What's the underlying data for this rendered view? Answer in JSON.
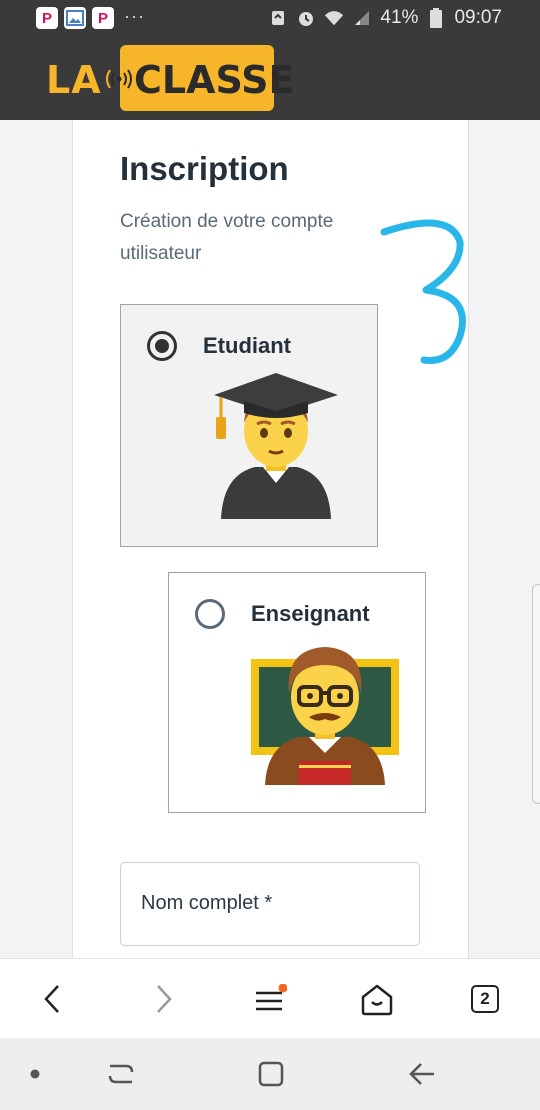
{
  "status_bar": {
    "app_icons": [
      "P",
      "image",
      "P"
    ],
    "more": "···",
    "battery": "41%",
    "time": "09:07"
  },
  "brand": {
    "part1": "LA",
    "part2": "CLASSE"
  },
  "page": {
    "title": "Inscription",
    "subtitle": "Création de votre compte utilisateur"
  },
  "roles": [
    {
      "label": "Etudiant",
      "selected": true,
      "emoji": "👨‍🎓"
    },
    {
      "label": "Enseignant",
      "selected": false,
      "emoji": "👨‍🏫"
    }
  ],
  "form": {
    "fullname_label": "Nom complet *"
  },
  "browser_bar": {
    "tabs_count": "2",
    "icons": [
      "back-icon",
      "forward-icon",
      "menu-icon",
      "home-icon",
      "tabs-icon"
    ]
  },
  "nav_bar": {
    "icons": [
      "dot-icon",
      "recent-apps-icon",
      "home-icon",
      "back-icon"
    ]
  },
  "colors": {
    "brand_yellow": "#f7b52a",
    "header_dark": "#3a3a3a",
    "annotation_blue": "#29b6e8",
    "badge_orange": "#f26522"
  }
}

____

Verbatim reproduction of every record is required; images are left out.

Output for this task ▸
What's the underlying data for this rendered view? Answer in JSON.
{
  "status_bar": {
    "app_icons": [
      "P",
      "image",
      "P"
    ],
    "more": "···",
    "battery": "41%",
    "time": "09:07"
  },
  "brand": {
    "part1": "LA",
    "part2": "CLASSE"
  },
  "page": {
    "title": "Inscription",
    "subtitle": "Création de votre compte utilisateur"
  },
  "roles": [
    {
      "label": "Etudiant",
      "selected": true,
      "emoji": "👨‍🎓"
    },
    {
      "label": "Enseignant",
      "selected": false,
      "emoji": "👨‍🏫"
    }
  ],
  "form": {
    "fullname_label": "Nom complet *"
  },
  "browser_bar": {
    "tabs_count": "2",
    "icons": [
      "back-icon",
      "forward-icon",
      "menu-icon",
      "home-icon",
      "tabs-icon"
    ]
  },
  "nav_bar": {
    "icons": [
      "dot-icon",
      "recent-apps-icon",
      "home-icon",
      "back-icon"
    ]
  },
  "colors": {
    "brand_yellow": "#f7b52a",
    "header_dark": "#3a3a3a",
    "annotation_blue": "#29b6e8",
    "badge_orange": "#f26522"
  }
}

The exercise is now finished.